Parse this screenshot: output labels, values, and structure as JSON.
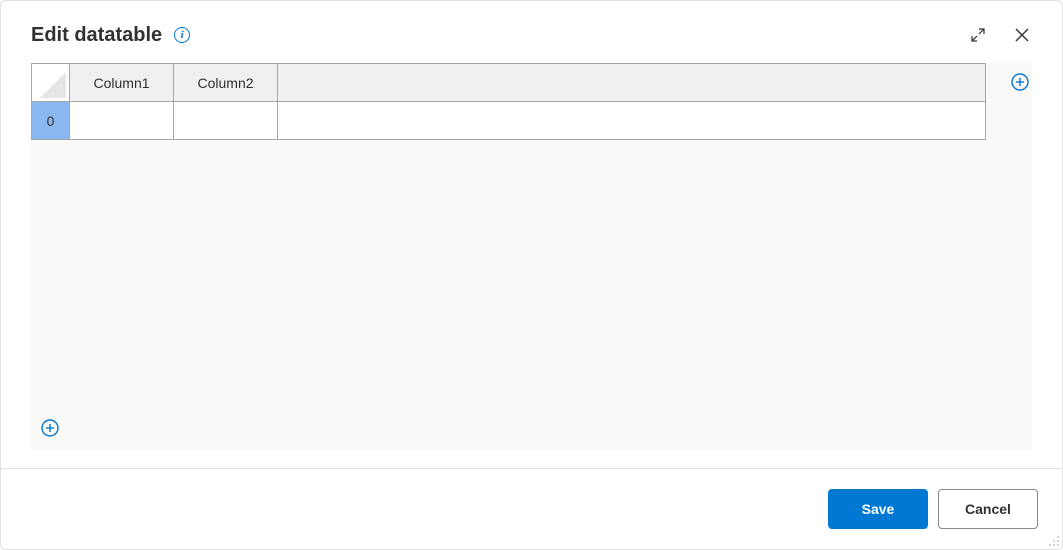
{
  "dialog": {
    "title": "Edit datatable"
  },
  "table": {
    "columns": [
      "Column1",
      "Column2",
      ""
    ],
    "rows": [
      {
        "index": "0",
        "cells": [
          "",
          "",
          ""
        ]
      }
    ]
  },
  "buttons": {
    "save": "Save",
    "cancel": "Cancel"
  },
  "colors": {
    "accent": "#0078d4",
    "row_header_bg": "#8bb7f0"
  }
}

> [Problem to work on]: Reproduce all entries without any change, and omit the pictures.

> [Written reply]:
Parse this screenshot: output labels, values, and structure as JSON.
{
  "dialog": {
    "title": "Edit datatable"
  },
  "table": {
    "columns": [
      "Column1",
      "Column2",
      ""
    ],
    "rows": [
      {
        "index": "0",
        "cells": [
          "",
          "",
          ""
        ]
      }
    ]
  },
  "buttons": {
    "save": "Save",
    "cancel": "Cancel"
  },
  "colors": {
    "accent": "#0078d4",
    "row_header_bg": "#8bb7f0"
  }
}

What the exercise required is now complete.